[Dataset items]
---------------

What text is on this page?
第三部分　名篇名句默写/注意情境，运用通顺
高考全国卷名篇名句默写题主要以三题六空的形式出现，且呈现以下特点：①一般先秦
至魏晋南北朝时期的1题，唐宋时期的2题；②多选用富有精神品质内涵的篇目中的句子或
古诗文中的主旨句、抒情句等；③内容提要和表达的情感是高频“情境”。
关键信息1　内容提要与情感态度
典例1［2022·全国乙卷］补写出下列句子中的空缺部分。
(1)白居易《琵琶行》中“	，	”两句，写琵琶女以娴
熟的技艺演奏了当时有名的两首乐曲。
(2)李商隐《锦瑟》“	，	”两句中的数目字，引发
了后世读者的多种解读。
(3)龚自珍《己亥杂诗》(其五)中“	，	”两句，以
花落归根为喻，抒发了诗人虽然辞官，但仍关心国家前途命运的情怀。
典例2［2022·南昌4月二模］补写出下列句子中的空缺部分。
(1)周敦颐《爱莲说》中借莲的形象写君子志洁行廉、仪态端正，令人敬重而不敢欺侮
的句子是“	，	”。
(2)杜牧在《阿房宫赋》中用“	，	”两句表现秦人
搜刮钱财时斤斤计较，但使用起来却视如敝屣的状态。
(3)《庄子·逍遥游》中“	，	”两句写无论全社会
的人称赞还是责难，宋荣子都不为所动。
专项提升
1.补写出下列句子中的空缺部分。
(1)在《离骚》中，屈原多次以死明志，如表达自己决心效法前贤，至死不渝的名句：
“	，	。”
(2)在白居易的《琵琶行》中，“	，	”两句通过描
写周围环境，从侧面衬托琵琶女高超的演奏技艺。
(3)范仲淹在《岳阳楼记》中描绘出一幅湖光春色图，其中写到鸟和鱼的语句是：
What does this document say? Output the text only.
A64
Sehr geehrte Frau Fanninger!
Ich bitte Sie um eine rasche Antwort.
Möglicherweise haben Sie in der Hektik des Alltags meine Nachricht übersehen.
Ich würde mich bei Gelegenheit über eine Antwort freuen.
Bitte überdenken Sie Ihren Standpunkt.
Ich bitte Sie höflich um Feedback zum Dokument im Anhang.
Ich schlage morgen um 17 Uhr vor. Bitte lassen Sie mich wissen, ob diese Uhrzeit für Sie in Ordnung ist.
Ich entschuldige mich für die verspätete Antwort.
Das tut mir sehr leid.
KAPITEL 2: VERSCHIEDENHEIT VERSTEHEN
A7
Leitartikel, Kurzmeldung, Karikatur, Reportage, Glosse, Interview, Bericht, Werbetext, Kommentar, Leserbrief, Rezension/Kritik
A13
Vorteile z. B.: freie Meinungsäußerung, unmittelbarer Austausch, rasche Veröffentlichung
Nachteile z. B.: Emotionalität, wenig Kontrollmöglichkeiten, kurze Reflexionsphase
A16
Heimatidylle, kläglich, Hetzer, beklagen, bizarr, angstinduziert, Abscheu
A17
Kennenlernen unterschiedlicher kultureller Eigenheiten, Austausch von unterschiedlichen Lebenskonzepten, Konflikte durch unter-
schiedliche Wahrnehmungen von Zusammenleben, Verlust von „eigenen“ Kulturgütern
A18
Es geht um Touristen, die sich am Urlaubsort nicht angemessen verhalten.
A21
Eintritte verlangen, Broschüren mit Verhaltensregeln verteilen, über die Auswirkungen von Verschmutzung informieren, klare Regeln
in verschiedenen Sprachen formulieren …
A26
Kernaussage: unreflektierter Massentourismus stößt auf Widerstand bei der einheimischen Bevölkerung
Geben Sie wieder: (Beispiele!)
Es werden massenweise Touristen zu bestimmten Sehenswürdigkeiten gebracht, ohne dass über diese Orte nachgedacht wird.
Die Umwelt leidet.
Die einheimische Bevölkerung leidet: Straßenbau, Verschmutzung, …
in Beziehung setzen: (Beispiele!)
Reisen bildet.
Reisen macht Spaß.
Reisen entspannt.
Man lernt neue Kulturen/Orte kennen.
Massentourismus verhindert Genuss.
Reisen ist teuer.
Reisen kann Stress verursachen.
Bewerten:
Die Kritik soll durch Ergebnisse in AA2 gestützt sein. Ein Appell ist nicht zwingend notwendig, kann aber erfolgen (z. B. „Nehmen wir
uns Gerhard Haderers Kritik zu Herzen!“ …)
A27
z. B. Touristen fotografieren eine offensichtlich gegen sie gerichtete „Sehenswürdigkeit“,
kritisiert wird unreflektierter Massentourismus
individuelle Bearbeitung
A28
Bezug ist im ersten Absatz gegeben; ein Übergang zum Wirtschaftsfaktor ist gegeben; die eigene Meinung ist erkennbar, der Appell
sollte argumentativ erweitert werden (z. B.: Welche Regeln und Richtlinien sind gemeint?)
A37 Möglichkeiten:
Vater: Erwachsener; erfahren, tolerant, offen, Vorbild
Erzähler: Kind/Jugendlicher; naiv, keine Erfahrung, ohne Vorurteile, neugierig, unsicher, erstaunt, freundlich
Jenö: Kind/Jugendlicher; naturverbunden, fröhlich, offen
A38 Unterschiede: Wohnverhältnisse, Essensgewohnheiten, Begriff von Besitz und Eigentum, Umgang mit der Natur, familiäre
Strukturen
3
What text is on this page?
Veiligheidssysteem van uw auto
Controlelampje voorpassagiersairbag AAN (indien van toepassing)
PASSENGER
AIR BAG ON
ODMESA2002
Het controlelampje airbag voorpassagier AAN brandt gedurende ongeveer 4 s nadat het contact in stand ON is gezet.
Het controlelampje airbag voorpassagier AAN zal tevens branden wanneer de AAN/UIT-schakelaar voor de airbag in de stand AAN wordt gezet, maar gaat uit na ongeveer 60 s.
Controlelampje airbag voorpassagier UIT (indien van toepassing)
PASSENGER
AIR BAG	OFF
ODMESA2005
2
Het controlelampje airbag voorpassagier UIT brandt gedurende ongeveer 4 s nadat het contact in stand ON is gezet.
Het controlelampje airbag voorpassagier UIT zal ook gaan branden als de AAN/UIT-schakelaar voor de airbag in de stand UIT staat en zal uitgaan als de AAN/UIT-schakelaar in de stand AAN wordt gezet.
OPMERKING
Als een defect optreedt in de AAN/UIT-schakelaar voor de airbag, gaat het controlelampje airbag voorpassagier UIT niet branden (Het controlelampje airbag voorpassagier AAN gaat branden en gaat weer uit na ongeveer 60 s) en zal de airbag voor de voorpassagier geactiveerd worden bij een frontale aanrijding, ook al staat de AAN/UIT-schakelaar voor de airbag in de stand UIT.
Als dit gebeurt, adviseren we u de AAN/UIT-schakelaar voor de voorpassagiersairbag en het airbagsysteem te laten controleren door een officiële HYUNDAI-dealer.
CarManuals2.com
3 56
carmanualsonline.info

---------------

Copy out every entry again, exactly as it was given.

**Result of this exercise**
What text is on this page?
第三部分　名篇名句默写/注意情境，运用通顺
高考全国卷名篇名句默写题主要以三题六空的形式出现，且呈现以下特点：①一般先秦
至魏晋南北朝时期的1题，唐宋时期的2题；②多选用富有精神品质内涵的篇目中的句子或
古诗文中的主旨句、抒情句等；③内容提要和表达的情感是高频“情境”。
关键信息1　内容提要与情感态度
典例1［2022·全国乙卷］补写出下列句子中的空缺部分。
(1)白居易《琵琶行》中“	，	”两句，写琵琶女以娴
熟的技艺演奏了当时有名的两首乐曲。
(2)李商隐《锦瑟》“	，	”两句中的数目字，引发
了后世读者的多种解读。
(3)龚自珍《己亥杂诗》(其五)中“	，	”两句，以
花落归根为喻，抒发了诗人虽然辞官，但仍关心国家前途命运的情怀。
典例2［2022·南昌4月二模］补写出下列句子中的空缺部分。
(1)周敦颐《爱莲说》中借莲的形象写君子志洁行廉、仪态端正，令人敬重而不敢欺侮
的句子是“	，	”。
(2)杜牧在《阿房宫赋》中用“	，	”两句表现秦人
搜刮钱财时斤斤计较，但使用起来却视如敝屣的状态。
(3)《庄子·逍遥游》中“	，	”两句写无论全社会
的人称赞还是责难，宋荣子都不为所动。
专项提升
1.补写出下列句子中的空缺部分。
(1)在《离骚》中，屈原多次以死明志，如表达自己决心效法前贤，至死不渝的名句：
“	，	。”
(2)在白居易的《琵琶行》中，“	，	”两句通过描
写周围环境，从侧面衬托琵琶女高超的演奏技艺。
(3)范仲淹在《岳阳楼记》中描绘出一幅湖光春色图，其中写到鸟和鱼的语句是：
What does this document say? Output the text only.
A64
Sehr geehrte Frau Fanninger!
Ich bitte Sie um eine rasche Antwort.
Möglicherweise haben Sie in der Hektik des Alltags meine Nachricht übersehen.
Ich würde mich bei Gelegenheit über eine Antwort freuen.
Bitte überdenken Sie Ihren Standpunkt.
Ich bitte Sie höflich um Feedback zum Dokument im Anhang.
Ich schlage morgen um 17 Uhr vor. Bitte lassen Sie mich wissen, ob diese Uhrzeit für Sie in Ordnung ist.
Ich entschuldige mich für die verspätete Antwort.
Das tut mir sehr leid.
KAPITEL 2: VERSCHIEDENHEIT VERSTEHEN
A7
Leitartikel, Kurzmeldung, Karikatur, Reportage, Glosse, Interview, Bericht, Werbetext, Kommentar, Leserbrief, Rezension/Kritik
A13
Vorteile z. B.: freie Meinungsäußerung, unmittelbarer Austausch, rasche Veröffentlichung
Nachteile z. B.: Emotionalität, wenig Kontrollmöglichkeiten, kurze Reflexionsphase
A16
Heimatidylle, kläglich, Hetzer, beklagen, bizarr, angstinduziert, Abscheu
A17
Kennenlernen unterschiedlicher kultureller Eigenheiten, Austausch von unterschiedlichen Lebenskonzepten, Konflikte durch unter-
schiedliche Wahrnehmungen von Zusammenleben, Verlust von „eigenen“ Kulturgütern
A18
Es geht um Touristen, die sich am Urlaubsort nicht angemessen verhalten.
A21
Eintritte verlangen, Broschüren mit Verhaltensregeln verteilen, über die Auswirkungen von Verschmutzung informieren, klare Regeln
in verschiedenen Sprachen formulieren …
A26
Kernaussage: unreflektierter Massentourismus stößt auf Widerstand bei der einheimischen Bevölkerung
Geben Sie wieder: (Beispiele!)
Es werden massenweise Touristen zu bestimmten Sehenswürdigkeiten gebracht, ohne dass über diese Orte nachgedacht wird.
Die Umwelt leidet.
Die einheimische Bevölkerung leidet: Straßenbau, Verschmutzung, …
in Beziehung setzen: (Beispiele!)
Reisen bildet.
Reisen macht Spaß.
Reisen entspannt.
Man lernt neue Kulturen/Orte kennen.
Massentourismus verhindert Genuss.
Reisen ist teuer.
Reisen kann Stress verursachen.
Bewerten:
Die Kritik soll durch Ergebnisse in AA2 gestützt sein. Ein Appell ist nicht zwingend notwendig, kann aber erfolgen (z. B. „Nehmen wir
uns Gerhard Haderers Kritik zu Herzen!“ …)
A27
z. B. Touristen fotografieren eine offensichtlich gegen sie gerichtete „Sehenswürdigkeit“,
kritisiert wird unreflektierter Massentourismus
individuelle Bearbeitung
A28
Bezug ist im ersten Absatz gegeben; ein Übergang zum Wirtschaftsfaktor ist gegeben; die eigene Meinung ist erkennbar, der Appell
sollte argumentativ erweitert werden (z. B.: Welche Regeln und Richtlinien sind gemeint?)
A37 Möglichkeiten:
Vater: Erwachsener; erfahren, tolerant, offen, Vorbild
Erzähler: Kind/Jugendlicher; naiv, keine Erfahrung, ohne Vorurteile, neugierig, unsicher, erstaunt, freundlich
Jenö: Kind/Jugendlicher; naturverbunden, fröhlich, offen
A38 Unterschiede: Wohnverhältnisse, Essensgewohnheiten, Begriff von Besitz und Eigentum, Umgang mit der Natur, familiäre
Strukturen
3
What text is on this page?
Veiligheidssysteem van uw auto
Controlelampje voorpassagiersairbag AAN (indien van toepassing)
PASSENGER
AIR BAG ON
ODMESA2002
Het controlelampje airbag voorpassagier AAN brandt gedurende ongeveer 4 s nadat het contact in stand ON is gezet.
Het controlelampje airbag voorpassagier AAN zal tevens branden wanneer de AAN/UIT-schakelaar voor de airbag in de stand AAN wordt gezet, maar gaat uit na ongeveer 60 s.
Controlelampje airbag voorpassagier UIT (indien van toepassing)
PASSENGER
AIR BAG	OFF
ODMESA2005
2
Het controlelampje airbag voorpassagier UIT brandt gedurende ongeveer 4 s nadat het contact in stand ON is gezet.
Het controlelampje airbag voorpassagier UIT zal ook gaan branden als de AAN/UIT-schakelaar voor de airbag in de stand UIT staat en zal uitgaan als de AAN/UIT-schakelaar in de stand AAN wordt gezet.
OPMERKING
Als een defect optreedt in de AAN/UIT-schakelaar voor de airbag, gaat het controlelampje airbag voorpassagier UIT niet branden (Het controlelampje airbag voorpassagier AAN gaat branden en gaat weer uit na ongeveer 60 s) en zal de airbag voor de voorpassagier geactiveerd worden bij een frontale aanrijding, ook al staat de AAN/UIT-schakelaar voor de airbag in de stand UIT.
Als dit gebeurt, adviseren we u de AAN/UIT-schakelaar voor de voorpassagiersairbag en het airbagsysteem te laten controleren door een officiële HYUNDAI-dealer.
CarManuals2.com
3 56
carmanualsonline.info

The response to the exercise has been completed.